• **Directive**
Present the following entries again, word for word and in full.

• **Stored data**
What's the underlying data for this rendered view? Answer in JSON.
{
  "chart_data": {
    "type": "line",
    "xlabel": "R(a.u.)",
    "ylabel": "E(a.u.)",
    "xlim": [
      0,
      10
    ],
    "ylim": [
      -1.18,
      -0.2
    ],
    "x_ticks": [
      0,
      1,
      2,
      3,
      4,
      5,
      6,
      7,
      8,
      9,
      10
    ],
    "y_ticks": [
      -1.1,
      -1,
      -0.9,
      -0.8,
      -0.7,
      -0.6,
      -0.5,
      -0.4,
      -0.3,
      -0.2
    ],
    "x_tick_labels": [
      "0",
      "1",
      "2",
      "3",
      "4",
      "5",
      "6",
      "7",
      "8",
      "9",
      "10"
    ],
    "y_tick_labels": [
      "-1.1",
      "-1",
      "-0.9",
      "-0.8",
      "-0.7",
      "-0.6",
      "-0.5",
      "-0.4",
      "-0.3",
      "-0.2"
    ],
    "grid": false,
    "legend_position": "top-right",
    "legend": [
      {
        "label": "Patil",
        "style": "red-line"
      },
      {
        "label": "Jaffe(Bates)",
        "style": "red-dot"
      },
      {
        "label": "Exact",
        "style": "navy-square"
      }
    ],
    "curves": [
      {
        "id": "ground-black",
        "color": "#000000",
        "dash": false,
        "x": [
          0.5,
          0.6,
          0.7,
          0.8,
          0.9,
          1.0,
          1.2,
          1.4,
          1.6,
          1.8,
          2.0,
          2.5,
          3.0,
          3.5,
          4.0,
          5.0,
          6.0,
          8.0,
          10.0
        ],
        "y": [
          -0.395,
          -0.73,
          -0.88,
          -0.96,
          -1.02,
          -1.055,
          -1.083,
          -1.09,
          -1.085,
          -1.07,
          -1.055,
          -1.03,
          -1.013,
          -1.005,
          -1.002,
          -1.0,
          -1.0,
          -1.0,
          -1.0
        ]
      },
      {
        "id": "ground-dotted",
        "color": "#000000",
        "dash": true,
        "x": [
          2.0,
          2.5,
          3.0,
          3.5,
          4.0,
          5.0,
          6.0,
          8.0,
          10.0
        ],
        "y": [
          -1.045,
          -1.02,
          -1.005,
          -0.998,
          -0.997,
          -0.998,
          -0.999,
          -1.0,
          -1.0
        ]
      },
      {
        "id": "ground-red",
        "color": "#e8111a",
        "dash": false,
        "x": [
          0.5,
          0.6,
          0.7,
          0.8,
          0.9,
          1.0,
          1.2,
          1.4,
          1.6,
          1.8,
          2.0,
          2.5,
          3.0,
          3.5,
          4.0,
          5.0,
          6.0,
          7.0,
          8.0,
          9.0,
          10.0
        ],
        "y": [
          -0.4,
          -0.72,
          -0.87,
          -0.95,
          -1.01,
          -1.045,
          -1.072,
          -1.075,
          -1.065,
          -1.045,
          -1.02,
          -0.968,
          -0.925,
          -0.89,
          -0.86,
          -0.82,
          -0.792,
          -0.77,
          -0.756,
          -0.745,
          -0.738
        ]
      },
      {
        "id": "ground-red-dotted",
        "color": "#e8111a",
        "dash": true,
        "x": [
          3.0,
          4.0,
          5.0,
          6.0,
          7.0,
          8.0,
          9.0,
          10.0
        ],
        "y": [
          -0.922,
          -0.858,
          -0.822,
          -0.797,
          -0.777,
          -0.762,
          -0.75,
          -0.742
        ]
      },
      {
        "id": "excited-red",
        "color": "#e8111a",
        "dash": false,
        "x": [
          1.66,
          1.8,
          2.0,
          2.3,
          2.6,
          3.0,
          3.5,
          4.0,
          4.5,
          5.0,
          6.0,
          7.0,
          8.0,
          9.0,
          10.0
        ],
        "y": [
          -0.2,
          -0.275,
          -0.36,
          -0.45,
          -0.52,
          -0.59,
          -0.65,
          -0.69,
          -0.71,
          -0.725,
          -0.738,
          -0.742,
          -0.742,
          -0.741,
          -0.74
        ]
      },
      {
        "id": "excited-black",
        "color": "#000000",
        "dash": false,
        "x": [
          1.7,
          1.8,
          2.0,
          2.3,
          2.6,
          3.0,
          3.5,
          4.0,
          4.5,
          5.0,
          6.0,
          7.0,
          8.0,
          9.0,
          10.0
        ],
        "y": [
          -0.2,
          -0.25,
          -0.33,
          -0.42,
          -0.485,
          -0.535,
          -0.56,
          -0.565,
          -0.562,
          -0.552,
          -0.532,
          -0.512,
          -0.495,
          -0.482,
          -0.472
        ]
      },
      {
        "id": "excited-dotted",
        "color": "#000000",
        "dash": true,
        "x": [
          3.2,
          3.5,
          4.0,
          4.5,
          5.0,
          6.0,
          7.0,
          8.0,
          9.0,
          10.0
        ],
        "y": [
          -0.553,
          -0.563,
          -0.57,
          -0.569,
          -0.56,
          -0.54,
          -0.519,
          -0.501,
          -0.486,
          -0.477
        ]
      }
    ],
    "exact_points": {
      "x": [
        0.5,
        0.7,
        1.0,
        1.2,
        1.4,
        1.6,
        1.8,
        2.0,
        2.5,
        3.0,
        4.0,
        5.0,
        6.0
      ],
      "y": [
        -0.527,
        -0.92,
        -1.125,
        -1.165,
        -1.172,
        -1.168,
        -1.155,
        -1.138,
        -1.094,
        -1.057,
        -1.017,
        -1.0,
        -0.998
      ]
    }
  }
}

• **Complete answer**
What's the underlying data for this rendered view? Answer in JSON.
{
  "chart_data": {
    "type": "line",
    "xlabel": "R(a.u.)",
    "ylabel": "E(a.u.)",
    "xlim": [
      0,
      10
    ],
    "ylim": [
      -1.18,
      -0.2
    ],
    "x_ticks": [
      0,
      1,
      2,
      3,
      4,
      5,
      6,
      7,
      8,
      9,
      10
    ],
    "y_ticks": [
      -1.1,
      -1,
      -0.9,
      -0.8,
      -0.7,
      -0.6,
      -0.5,
      -0.4,
      -0.3,
      -0.2
    ],
    "x_tick_labels": [
      "0",
      "1",
      "2",
      "3",
      "4",
      "5",
      "6",
      "7",
      "8",
      "9",
      "10"
    ],
    "y_tick_labels": [
      "-1.1",
      "-1",
      "-0.9",
      "-0.8",
      "-0.7",
      "-0.6",
      "-0.5",
      "-0.4",
      "-0.3",
      "-0.2"
    ],
    "grid": false,
    "legend_position": "top-right",
    "legend": [
      {
        "label": "Patil",
        "style": "red-line"
      },
      {
        "label": "Jaffe(Bates)",
        "style": "red-dot"
      },
      {
        "label": "Exact",
        "style": "navy-square"
      }
    ],
    "curves": [
      {
        "id": "ground-black",
        "color": "#000000",
        "dash": false,
        "x": [
          0.5,
          0.6,
          0.7,
          0.8,
          0.9,
          1.0,
          1.2,
          1.4,
          1.6,
          1.8,
          2.0,
          2.5,
          3.0,
          3.5,
          4.0,
          5.0,
          6.0,
          8.0,
          10.0
        ],
        "y": [
          -0.395,
          -0.73,
          -0.88,
          -0.96,
          -1.02,
          -1.055,
          -1.083,
          -1.09,
          -1.085,
          -1.07,
          -1.055,
          -1.03,
          -1.013,
          -1.005,
          -1.002,
          -1.0,
          -1.0,
          -1.0,
          -1.0
        ]
      },
      {
        "id": "ground-dotted",
        "color": "#000000",
        "dash": true,
        "x": [
          2.0,
          2.5,
          3.0,
          3.5,
          4.0,
          5.0,
          6.0,
          8.0,
          10.0
        ],
        "y": [
          -1.045,
          -1.02,
          -1.005,
          -0.998,
          -0.997,
          -0.998,
          -0.999,
          -1.0,
          -1.0
        ]
      },
      {
        "id": "ground-red",
        "color": "#e8111a",
        "dash": false,
        "x": [
          0.5,
          0.6,
          0.7,
          0.8,
          0.9,
          1.0,
          1.2,
          1.4,
          1.6,
          1.8,
          2.0,
          2.5,
          3.0,
          3.5,
          4.0,
          5.0,
          6.0,
          7.0,
          8.0,
          9.0,
          10.0
        ],
        "y": [
          -0.4,
          -0.72,
          -0.87,
          -0.95,
          -1.01,
          -1.045,
          -1.072,
          -1.075,
          -1.065,
          -1.045,
          -1.02,
          -0.968,
          -0.925,
          -0.89,
          -0.86,
          -0.82,
          -0.792,
          -0.77,
          -0.756,
          -0.745,
          -0.738
        ]
      },
      {
        "id": "ground-red-dotted",
        "color": "#e8111a",
        "dash": true,
        "x": [
          3.0,
          4.0,
          5.0,
          6.0,
          7.0,
          8.0,
          9.0,
          10.0
        ],
        "y": [
          -0.922,
          -0.858,
          -0.822,
          -0.797,
          -0.777,
          -0.762,
          -0.75,
          -0.742
        ]
      },
      {
        "id": "excited-red",
        "color": "#e8111a",
        "dash": false,
        "x": [
          1.66,
          1.8,
          2.0,
          2.3,
          2.6,
          3.0,
          3.5,
          4.0,
          4.5,
          5.0,
          6.0,
          7.0,
          8.0,
          9.0,
          10.0
        ],
        "y": [
          -0.2,
          -0.275,
          -0.36,
          -0.45,
          -0.52,
          -0.59,
          -0.65,
          -0.69,
          -0.71,
          -0.725,
          -0.738,
          -0.742,
          -0.742,
          -0.741,
          -0.74
        ]
      },
      {
        "id": "excited-black",
        "color": "#000000",
        "dash": false,
        "x": [
          1.7,
          1.8,
          2.0,
          2.3,
          2.6,
          3.0,
          3.5,
          4.0,
          4.5,
          5.0,
          6.0,
          7.0,
          8.0,
          9.0,
          10.0
        ],
        "y": [
          -0.2,
          -0.25,
          -0.33,
          -0.42,
          -0.485,
          -0.535,
          -0.56,
          -0.565,
          -0.562,
          -0.552,
          -0.532,
          -0.512,
          -0.495,
          -0.482,
          -0.472
        ]
      },
      {
        "id": "excited-dotted",
        "color": "#000000",
        "dash": true,
        "x": [
          3.2,
          3.5,
          4.0,
          4.5,
          5.0,
          6.0,
          7.0,
          8.0,
          9.0,
          10.0
        ],
        "y": [
          -0.553,
          -0.563,
          -0.57,
          -0.569,
          -0.56,
          -0.54,
          -0.519,
          -0.501,
          -0.486,
          -0.477
        ]
      }
    ],
    "exact_points": {
      "x": [
        0.5,
        0.7,
        1.0,
        1.2,
        1.4,
        1.6,
        1.8,
        2.0,
        2.5,
        3.0,
        4.0,
        5.0,
        6.0
      ],
      "y": [
        -0.527,
        -0.92,
        -1.125,
        -1.165,
        -1.172,
        -1.168,
        -1.155,
        -1.138,
        -1.094,
        -1.057,
        -1.017,
        -1.0,
        -0.998
      ]
    }
  }
}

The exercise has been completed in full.